* [Set tasks]
a – In the concert review, what is the name of Odonis Odonis's debut album?
b – Carry on the concert review, picking up after its last sentence.

Their set list covered a whole set of sounds, with hints of R&B, rock and pop smoothed together.


Odonis Odonis

From their debut album, Hollandaze, Odonis Odonis have a varied sound, from pop-y surf rock to dark shoegaze punk. The group has made a point of making music their own way and not conforming to a certain genre, and their efforts left the audience on the edge of their seats (if anyone was sitting, that is).

Regardless of the track they pumped out, the band carried an undeniable energy, which was easily transferred across the music hall. Despite energy and variety, many of the underlying beats and loops remained consistent throughout the set and the vocals were often lost behind the heavy instrumentals.

* [Data extract]
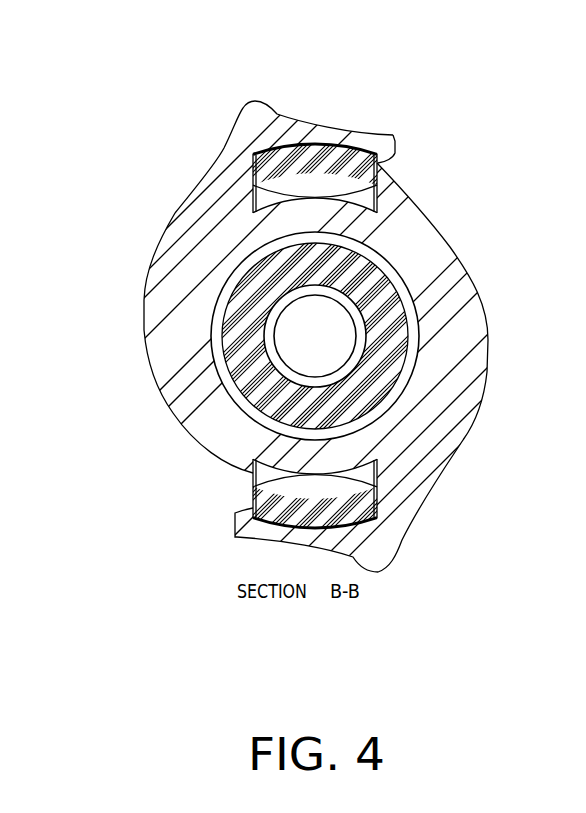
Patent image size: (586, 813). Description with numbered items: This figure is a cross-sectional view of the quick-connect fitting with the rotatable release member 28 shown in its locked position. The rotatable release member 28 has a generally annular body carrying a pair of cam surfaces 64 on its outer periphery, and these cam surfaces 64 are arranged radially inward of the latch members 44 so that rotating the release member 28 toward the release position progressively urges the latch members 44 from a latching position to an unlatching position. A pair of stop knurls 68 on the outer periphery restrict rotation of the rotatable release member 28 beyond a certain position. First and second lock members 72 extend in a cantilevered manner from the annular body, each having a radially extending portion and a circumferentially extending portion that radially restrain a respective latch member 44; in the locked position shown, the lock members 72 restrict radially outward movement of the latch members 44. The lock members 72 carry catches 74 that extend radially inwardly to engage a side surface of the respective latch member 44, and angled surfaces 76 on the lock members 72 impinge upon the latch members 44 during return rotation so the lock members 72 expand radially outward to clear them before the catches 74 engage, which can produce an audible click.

* [Solved problems]
a – Hollandaze

b –
DIANA slowed things down and ended the night with a uniquely spirited and soulful performance. Carmen Elle’s flowing voice and expressive presence sent the audience into a trance filled haze. Although the deep bass and saxophone occasionally overpowered her, the contrast still created a pleasantly unique sound. The audience drifted back and forth between floating with Carmen’s voice and being grounded by deeper bass and saxophone waves.

From a distance, the overall performance carried a romantic vibe, but a closer listen brought forward lyrics of deeper inner romantic struggle. Together, this created a hypnotic effect, which the audience enjoyed to the fullest degree.

Tonight there will be performances by: Colin Stetson, US Girls, Biblical, Petra Glynt, Gambletron at Polish Combatants Hall, 206 Beverley St.